Stated exercise
Locate and copy all lines bearing the word "this".

Excerpted data
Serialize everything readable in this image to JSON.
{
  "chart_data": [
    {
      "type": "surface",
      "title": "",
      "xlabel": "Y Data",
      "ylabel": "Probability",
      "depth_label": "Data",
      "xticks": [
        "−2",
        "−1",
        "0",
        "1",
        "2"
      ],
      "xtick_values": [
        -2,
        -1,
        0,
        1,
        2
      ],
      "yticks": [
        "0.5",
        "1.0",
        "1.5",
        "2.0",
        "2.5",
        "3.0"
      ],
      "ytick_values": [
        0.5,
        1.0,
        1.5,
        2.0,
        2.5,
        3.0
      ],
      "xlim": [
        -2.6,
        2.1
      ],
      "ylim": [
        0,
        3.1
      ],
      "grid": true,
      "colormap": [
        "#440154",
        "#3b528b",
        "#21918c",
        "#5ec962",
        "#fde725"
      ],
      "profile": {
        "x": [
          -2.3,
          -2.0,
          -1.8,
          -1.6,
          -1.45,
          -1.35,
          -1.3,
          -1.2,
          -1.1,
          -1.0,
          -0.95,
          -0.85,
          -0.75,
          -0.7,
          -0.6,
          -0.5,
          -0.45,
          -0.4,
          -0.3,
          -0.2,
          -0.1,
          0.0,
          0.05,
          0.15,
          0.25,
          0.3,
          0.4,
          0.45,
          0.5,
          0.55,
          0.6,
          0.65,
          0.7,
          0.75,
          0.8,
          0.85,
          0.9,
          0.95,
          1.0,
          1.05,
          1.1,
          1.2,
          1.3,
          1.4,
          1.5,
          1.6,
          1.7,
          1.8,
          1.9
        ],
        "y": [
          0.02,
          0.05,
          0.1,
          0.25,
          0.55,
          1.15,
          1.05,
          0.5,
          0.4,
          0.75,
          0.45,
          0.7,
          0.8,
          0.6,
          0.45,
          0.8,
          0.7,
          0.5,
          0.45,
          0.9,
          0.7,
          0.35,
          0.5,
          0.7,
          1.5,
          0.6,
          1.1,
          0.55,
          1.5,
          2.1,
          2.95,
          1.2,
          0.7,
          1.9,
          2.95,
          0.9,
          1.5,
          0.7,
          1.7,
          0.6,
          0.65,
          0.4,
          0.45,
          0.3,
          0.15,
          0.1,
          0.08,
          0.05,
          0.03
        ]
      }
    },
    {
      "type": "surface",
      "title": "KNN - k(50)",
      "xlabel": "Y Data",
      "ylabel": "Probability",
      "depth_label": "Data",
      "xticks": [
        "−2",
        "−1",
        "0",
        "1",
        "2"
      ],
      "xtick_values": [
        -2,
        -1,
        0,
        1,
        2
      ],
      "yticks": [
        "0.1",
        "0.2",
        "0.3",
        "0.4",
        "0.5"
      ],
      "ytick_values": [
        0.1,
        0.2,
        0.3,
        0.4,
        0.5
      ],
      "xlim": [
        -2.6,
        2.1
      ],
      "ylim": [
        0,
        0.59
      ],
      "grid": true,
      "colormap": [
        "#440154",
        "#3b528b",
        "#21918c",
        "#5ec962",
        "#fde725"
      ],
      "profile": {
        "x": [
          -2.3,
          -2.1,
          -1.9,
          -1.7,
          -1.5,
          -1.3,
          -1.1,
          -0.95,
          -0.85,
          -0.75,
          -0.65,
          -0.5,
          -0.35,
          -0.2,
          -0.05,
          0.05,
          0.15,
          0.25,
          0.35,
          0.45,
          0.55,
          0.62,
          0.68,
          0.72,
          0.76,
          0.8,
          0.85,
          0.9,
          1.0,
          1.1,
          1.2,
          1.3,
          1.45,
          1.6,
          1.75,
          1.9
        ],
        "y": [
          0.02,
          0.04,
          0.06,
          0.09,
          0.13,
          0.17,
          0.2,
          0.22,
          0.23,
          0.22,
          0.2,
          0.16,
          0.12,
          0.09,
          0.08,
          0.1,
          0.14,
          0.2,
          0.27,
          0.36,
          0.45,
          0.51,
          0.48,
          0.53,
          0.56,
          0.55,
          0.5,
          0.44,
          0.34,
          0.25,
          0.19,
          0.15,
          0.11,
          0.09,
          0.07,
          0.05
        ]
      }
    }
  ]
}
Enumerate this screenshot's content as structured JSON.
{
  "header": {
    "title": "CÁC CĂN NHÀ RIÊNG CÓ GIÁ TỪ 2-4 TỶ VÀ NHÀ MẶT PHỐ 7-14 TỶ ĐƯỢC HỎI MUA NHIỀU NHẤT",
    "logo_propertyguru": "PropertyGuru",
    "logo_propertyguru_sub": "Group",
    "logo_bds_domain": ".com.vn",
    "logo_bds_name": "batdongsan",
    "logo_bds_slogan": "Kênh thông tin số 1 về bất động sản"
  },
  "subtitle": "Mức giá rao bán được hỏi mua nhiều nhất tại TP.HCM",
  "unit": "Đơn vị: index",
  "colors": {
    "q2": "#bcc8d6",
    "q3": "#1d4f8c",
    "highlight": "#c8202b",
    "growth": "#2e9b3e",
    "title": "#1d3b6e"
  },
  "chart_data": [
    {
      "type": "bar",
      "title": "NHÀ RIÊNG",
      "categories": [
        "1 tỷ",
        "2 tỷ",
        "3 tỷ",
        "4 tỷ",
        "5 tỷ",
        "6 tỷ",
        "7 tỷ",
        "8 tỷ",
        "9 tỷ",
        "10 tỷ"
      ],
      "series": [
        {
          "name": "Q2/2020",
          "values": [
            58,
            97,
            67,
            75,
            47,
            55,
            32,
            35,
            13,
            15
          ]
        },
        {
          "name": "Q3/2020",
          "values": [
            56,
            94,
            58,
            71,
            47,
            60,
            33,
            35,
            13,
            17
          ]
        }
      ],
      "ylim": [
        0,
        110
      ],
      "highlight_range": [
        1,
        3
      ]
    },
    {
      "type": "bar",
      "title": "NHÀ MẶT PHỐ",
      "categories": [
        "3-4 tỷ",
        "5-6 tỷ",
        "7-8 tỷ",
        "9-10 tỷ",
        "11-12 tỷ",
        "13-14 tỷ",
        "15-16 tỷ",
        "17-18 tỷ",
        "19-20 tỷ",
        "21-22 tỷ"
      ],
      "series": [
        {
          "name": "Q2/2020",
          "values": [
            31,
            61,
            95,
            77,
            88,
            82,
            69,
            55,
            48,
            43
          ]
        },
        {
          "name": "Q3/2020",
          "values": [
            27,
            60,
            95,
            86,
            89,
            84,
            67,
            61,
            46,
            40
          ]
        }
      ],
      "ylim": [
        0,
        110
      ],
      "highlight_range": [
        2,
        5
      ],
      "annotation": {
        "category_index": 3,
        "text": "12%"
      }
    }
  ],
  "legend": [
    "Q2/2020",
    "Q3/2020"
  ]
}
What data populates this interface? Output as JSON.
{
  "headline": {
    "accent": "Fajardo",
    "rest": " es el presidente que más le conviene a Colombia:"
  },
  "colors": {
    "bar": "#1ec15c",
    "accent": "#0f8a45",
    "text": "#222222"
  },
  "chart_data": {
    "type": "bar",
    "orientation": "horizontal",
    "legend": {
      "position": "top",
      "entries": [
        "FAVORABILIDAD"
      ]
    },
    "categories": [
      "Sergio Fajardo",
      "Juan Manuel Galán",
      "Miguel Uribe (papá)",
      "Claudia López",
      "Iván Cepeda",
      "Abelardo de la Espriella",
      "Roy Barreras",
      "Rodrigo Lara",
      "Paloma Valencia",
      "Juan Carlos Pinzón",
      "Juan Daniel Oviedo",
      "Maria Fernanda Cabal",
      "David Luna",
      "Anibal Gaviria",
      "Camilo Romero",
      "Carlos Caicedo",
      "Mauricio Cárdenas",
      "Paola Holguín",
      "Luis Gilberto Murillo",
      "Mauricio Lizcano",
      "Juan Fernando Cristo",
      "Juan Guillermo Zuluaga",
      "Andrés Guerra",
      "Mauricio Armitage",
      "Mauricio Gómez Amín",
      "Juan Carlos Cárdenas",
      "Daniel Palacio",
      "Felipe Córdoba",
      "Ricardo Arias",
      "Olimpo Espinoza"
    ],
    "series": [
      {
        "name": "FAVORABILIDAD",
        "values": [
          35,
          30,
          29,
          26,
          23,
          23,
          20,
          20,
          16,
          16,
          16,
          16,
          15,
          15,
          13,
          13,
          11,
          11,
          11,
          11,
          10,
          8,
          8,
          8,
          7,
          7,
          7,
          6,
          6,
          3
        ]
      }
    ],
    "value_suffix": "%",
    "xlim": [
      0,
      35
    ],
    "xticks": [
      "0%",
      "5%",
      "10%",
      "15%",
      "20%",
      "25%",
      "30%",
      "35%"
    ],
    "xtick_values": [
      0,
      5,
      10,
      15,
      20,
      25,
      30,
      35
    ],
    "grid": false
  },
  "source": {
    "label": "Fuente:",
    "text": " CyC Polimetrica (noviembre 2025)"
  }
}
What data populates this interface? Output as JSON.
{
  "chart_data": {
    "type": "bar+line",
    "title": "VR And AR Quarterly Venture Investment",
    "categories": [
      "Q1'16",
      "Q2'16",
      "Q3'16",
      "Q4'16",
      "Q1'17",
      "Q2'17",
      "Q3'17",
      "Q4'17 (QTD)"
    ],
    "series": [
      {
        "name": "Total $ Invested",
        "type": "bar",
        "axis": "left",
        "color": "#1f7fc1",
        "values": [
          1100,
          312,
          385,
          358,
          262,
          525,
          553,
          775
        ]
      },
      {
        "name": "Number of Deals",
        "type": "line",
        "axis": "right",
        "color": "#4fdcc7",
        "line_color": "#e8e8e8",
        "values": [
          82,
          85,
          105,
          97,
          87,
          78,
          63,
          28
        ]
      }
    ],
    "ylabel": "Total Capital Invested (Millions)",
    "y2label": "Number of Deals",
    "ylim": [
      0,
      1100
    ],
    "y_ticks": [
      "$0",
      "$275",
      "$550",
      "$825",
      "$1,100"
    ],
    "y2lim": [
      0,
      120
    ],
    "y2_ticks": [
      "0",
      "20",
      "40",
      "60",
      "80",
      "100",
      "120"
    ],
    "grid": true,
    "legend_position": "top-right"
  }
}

The result
Serialize everything readable in this image to JSON.
Enumerate this screenshot's content as structured JSON.
What data populates this interface? Output as JSON.
What data populates this interface? Output as JSON.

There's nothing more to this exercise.